Work to complete
Select, from the material below, each line with "text" in it.

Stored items
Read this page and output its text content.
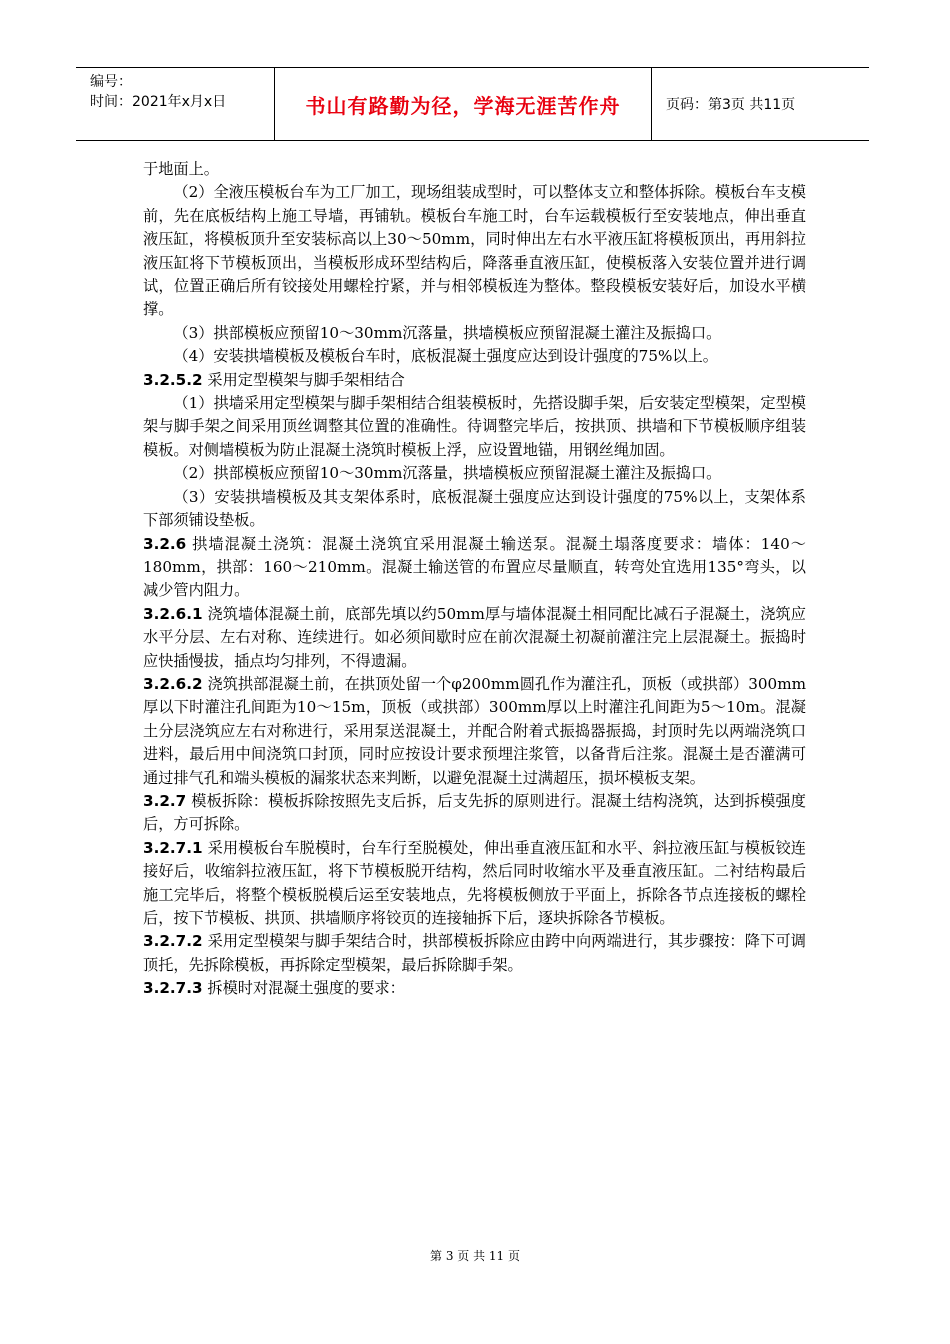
编号：
时间：2021年x月x日	书山有路勤为径，学海无涯苦作舟	页码：第3页 共11页

于地面上。

（2）全液压模板台车为工厂加工，现场组装成型时，可以整体支立和整体拆除。模板台车支模前，先在底板结构上施工导墙，再铺轨。模板台车施工时，台车运载模板行至安装地点，伸出垂直液压缸，将模板顶升至安装标高以上30～50mm，同时伸出左右水平液压缸将模板顶出，再用斜拉液压缸将下节模板顶出，当模板形成环型结构后，降落垂直液压缸，使模板落入安装位置并进行调试，位置正确后所有铰接处用螺栓拧紧，并与相邻模板连为整体。整段模板安装好后，加设水平横撑。

（3）拱部模板应预留10～30mm沉落量，拱墙模板应预留混凝土灌注及振捣口。

（4）安装拱墙模板及模板台车时，底板混凝土强度应达到设计强度的75%以上。

3.2.5.2 采用定型模架与脚手架相结合

（1）拱墙采用定型模架与脚手架相结合组装模板时，先搭设脚手架，后安装定型模架，定型模架与脚手架之间采用顶丝调整其位置的准确性。待调整完毕后，按拱顶、拱墙和下节模板顺序组装模板。对侧墙模板为防止混凝土浇筑时模板上浮，应设置地锚，用钢丝绳加固。

（2）拱部模板应预留10～30mm沉落量，拱墙模板应预留混凝土灌注及振捣口。

（3）安装拱墙模板及其支架体系时，底板混凝土强度应达到设计强度的75%以上，支架体系下部须铺设垫板。

3.2.6 拱墙混凝土浇筑：混凝土浇筑宜采用混凝土输送泵。混凝土塌落度要求：墙体：140～180mm，拱部：160～210mm。混凝土输送管的布置应尽量顺直，转弯处宜选用135°弯头，以减少管内阻力。

3.2.6.1 浇筑墙体混凝土前，底部先填以约50mm厚与墙体混凝土相同配比减石子混凝土，浇筑应水平分层、左右对称、连续进行。如必须间歇时应在前次混凝土初凝前灌注完上层混凝土。振捣时应快插慢拔，插点均匀排列，不得遗漏。

3.2.6.2 浇筑拱部混凝土前，在拱顶处留一个φ200mm圆孔作为灌注孔，顶板（或拱部）300mm厚以下时灌注孔间距为10～15m，顶板（或拱部）300mm厚以上时灌注孔间距为5～10m。混凝土分层浇筑应左右对称进行，采用泵送混凝土，并配合附着式振捣器振捣，封顶时先以两端浇筑口进料，最后用中间浇筑口封顶，同时应按设计要求预埋注浆管，以备背后注浆。混凝土是否灌满可通过排气孔和端头模板的漏浆状态来判断，以避免混凝土过满超压，损坏模板支架。

3.2.7 模板拆除：模板拆除按照先支后拆，后支先拆的原则进行。混凝土结构浇筑，达到拆模强度后，方可拆除。

3.2.7.1 采用模板台车脱模时，台车行至脱模处，伸出垂直液压缸和水平、斜拉液压缸与模板铰连接好后，收缩斜拉液压缸，将下节模板脱开结构，然后同时收缩水平及垂直液压缸。二衬结构最后施工完毕后，将整个模板脱模后运至安装地点，先将模板侧放于平面上，拆除各节点连接板的螺栓后，按下节模板、拱顶、拱墙顺序将铰页的连接轴拆下后，逐块拆除各节模板。

3.2.7.2 采用定型模架与脚手架结合时，拱部模板拆除应由跨中向两端进行，其步骤按：降下可调顶托，先拆除模板，再拆除定型模架，最后拆除脚手架。

3.2.7.3 拆模时对混凝土强度的要求：

第 3 页 共 11 页
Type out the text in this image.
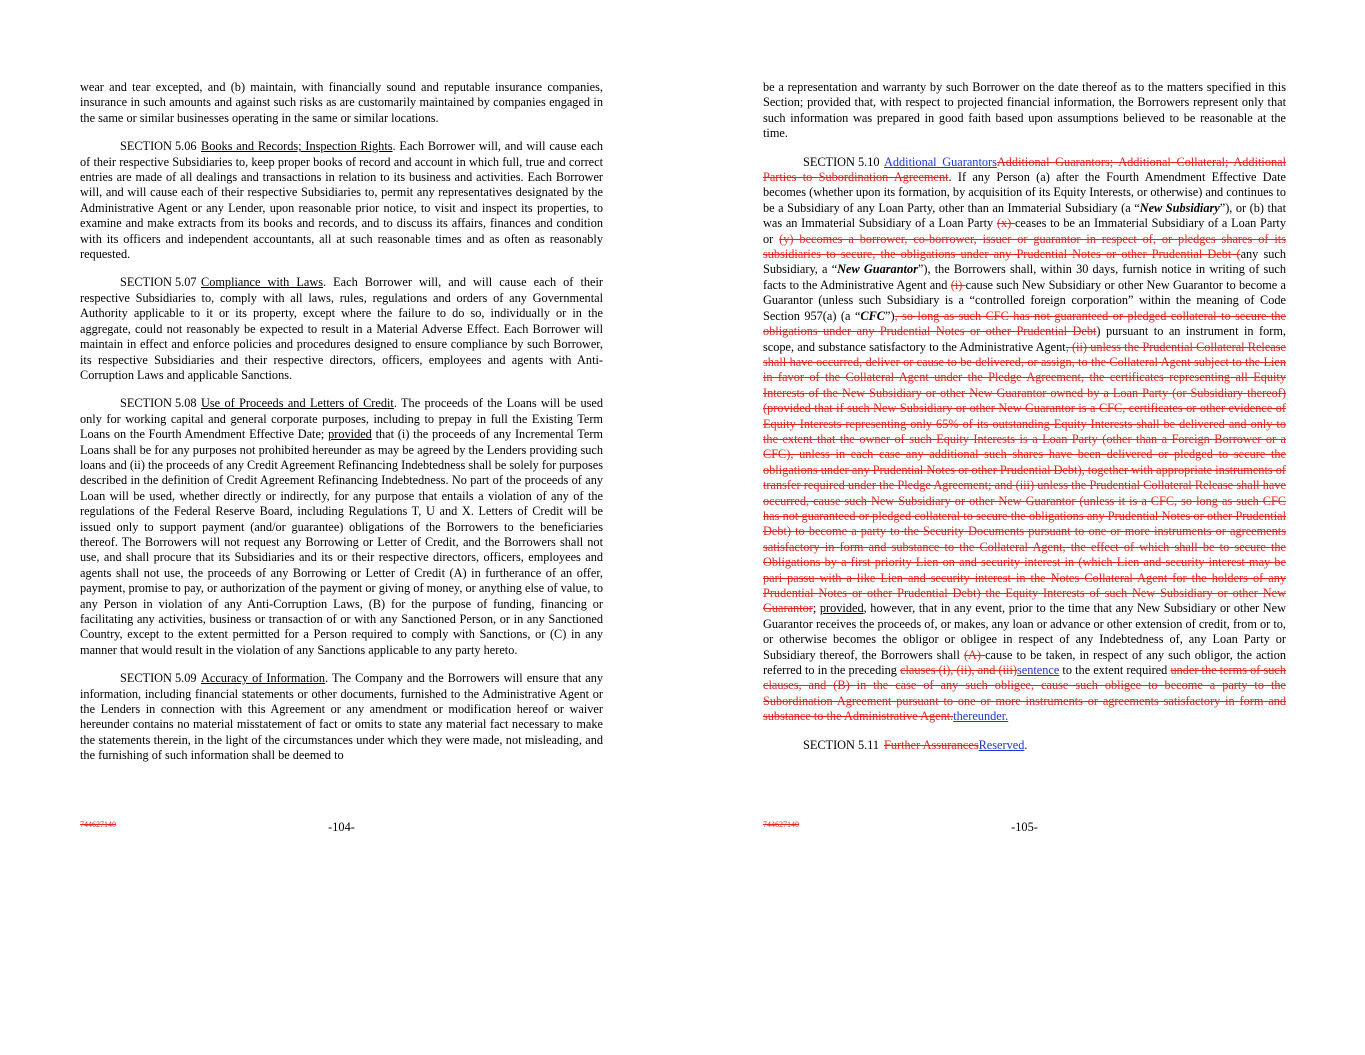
wear and tear excepted, and (b) maintain, with financially sound and reputable insurance companies, insurance in such amounts and against such risks as are customarily maintained by companies engaged in the same or similar businesses operating in the same or similar locations.

SECTION 5.06 Books and Records; Inspection Rights. Each Borrower will, and will cause each of their respective Subsidiaries to, keep proper books of record and account in which full, true and correct entries are made of all dealings and transactions in relation to its business and activities. Each Borrower will, and will cause each of their respective Subsidiaries to, permit any representatives designated by the Administrative Agent or any Lender, upon reasonable prior notice, to visit and inspect its properties, to examine and make extracts from its books and records, and to discuss its affairs, finances and condition with its officers and independent accountants, all at such reasonable times and as often as reasonably requested.

SECTION 5.07 Compliance with Laws. Each Borrower will, and will cause each of their respective Subsidiaries to, comply with all laws, rules, regulations and orders of any Governmental Authority applicable to it or its property, except where the failure to do so, individually or in the aggregate, could not reasonably be expected to result in a Material Adverse Effect. Each Borrower will maintain in effect and enforce policies and procedures designed to ensure compliance by such Borrower, its respective Subsidiaries and their respective directors, officers, employees and agents with Anti-Corruption Laws and applicable Sanctions.

SECTION 5.08 Use of Proceeds and Letters of Credit. The proceeds of the Loans will be used only for working capital and general corporate purposes, including to prepay in full the Existing Term Loans on the Fourth Amendment Effective Date; provided that (i) the proceeds of any Incremental Term Loans shall be for any purposes not prohibited hereunder as may be agreed by the Lenders providing such loans and (ii) the proceeds of any Credit Agreement Refinancing Indebtedness shall be solely for purposes described in the definition of Credit Agreement Refinancing Indebtedness. No part of the proceeds of any Loan will be used, whether directly or indirectly, for any purpose that entails a violation of any of the regulations of the Federal Reserve Board, including Regulations T, U and X. Letters of Credit will be issued only to support payment (and/or guarantee) obligations of the Borrowers to the beneficiaries thereof. The Borrowers will not request any Borrowing or Letter of Credit, and the Borrowers shall not use, and shall procure that its Subsidiaries and its or their respective directors, officers, employees and agents shall not use, the proceeds of any Borrowing or Letter of Credit (A) in furtherance of an offer, payment, promise to pay, or authorization of the payment or giving of money, or anything else of value, to any Person in violation of any Anti-Corruption Laws, (B) for the purpose of funding, financing or facilitating any activities, business or transaction of or with any Sanctioned Person, or in any Sanctioned Country, except to the extent permitted for a Person required to comply with Sanctions, or (C) in any manner that would result in the violation of any Sanctions applicable to any party hereto.

SECTION 5.09 Accuracy of Information. The Company and the Borrowers will ensure that any information, including financial statements or other documents, furnished to the Administrative Agent or the Lenders in connection with this Agreement or any amendment or modification hereof or waiver hereunder contains no material misstatement of fact or omits to state any material fact necessary to make the statements therein, in the light of the circumstances under which they were made, not misleading, and the furnishing of such information shall be deemed to

744627140	-104-

be a representation and warranty by such Borrower on the date thereof as to the matters specified in this Section; provided that, with respect to projected financial information, the Borrowers represent only that such information was prepared in good faith based upon assumptions believed to be reasonable at the time.

SECTION 5.10 Additional GuarantorsAdditional Guarantors; Additional Collateral; Additional Parties to Subordination Agreement. If any Person (a) after the Fourth Amendment Effective Date becomes (whether upon its formation, by acquisition of its Equity Interests, or otherwise) and continues to be a Subsidiary of any Loan Party, other than an Immaterial Subsidiary (a “New Subsidiary”), or (b) that was an Immaterial Subsidiary of a Loan Party (x) ceases to be an Immaterial Subsidiary of a Loan Party or (y) becomes a borrower, co-borrower, issuer or guarantor in respect of, or pledges shares of its subsidiaries to secure, the obligations under any Prudential Notes or other Prudential Debt (any such Subsidiary, a “New Guarantor”), the Borrowers shall, within 30 days, furnish notice in writing of such facts to the Administrative Agent and (i) cause such New Subsidiary or other New Guarantor to become a Guarantor (unless such Subsidiary is a “controlled foreign corporation” within the meaning of Code Section 957(a) (a “CFC”), so long as such CFC has not guaranteed or pledged collateral to secure the obligations under any Prudential Notes or other Prudential Debt) pursuant to an instrument in form, scope, and substance satisfactory to the Administrative Agent, (ii) unless the Prudential Collateral Release shall have occurred, deliver or cause to be delivered, or assign, to the Collateral Agent subject to the Lien in favor of the Collateral Agent under the Pledge Agreement, the certificates representing all Equity Interests of the New Subsidiary or other New Guarantor owned by a Loan Party (or Subsidiary thereof) (provided that if such New Subsidiary or other New Guarantor is a CFC, certificates or other evidence of Equity Interests representing only 65% of its outstanding Equity Interests shall be delivered and only to the extent that the owner of such Equity Interests is a Loan Party (other than a Foreign Borrower or a CFC), unless in each case any additional such shares have been delivered or pledged to secure the obligations under any Prudential Notes or other Prudential Debt), together with appropriate instruments of transfer required under the Pledge Agreement; and (iii) unless the Prudential Collateral Release shall have occurred, cause such New Subsidiary or other New Guarantor (unless it is a CFC, so long as such CFC has not guaranteed or pledged collateral to secure the obligations any Prudential Notes or other Prudential Debt) to become a party to the Security Documents pursuant to one or more instruments or agreements satisfactory in form and substance to the Collateral Agent, the effect of which shall be to secure the Obligations by a first priority Lien on and security interest in (which Lien and security interest may be pari passu with a like Lien and security interest in the Notes Collateral Agent for the holders of any Prudential Notes or other Prudential Debt) the Equity Interests of such New Subsidiary or other New Guarantor; provided, however, that in any event, prior to the time that any New Subsidiary or other New Guarantor receives the proceeds of, or makes, any loan or advance or other extension of credit, from or to, or otherwise becomes the obligor or obligee in respect of any Indebtedness of, any Loan Party or Subsidiary thereof, the Borrowers shall (A) cause to be taken, in respect of any such obligor, the action referred to in the preceding clauses (i), (ii), and (iii)sentence to the extent required under the terms of such clauses, and (B) in the case of any such obligee, cause such obligee to become a party to the Subordination Agreement pursuant to one or more instruments or agreements satisfactory in form and substance to the Administrative Agent.thereunder.

SECTION 5.11 Further AssurancesReserved.

744627140	-105-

The output
Read this page and output its text content.
Type out the text in this image.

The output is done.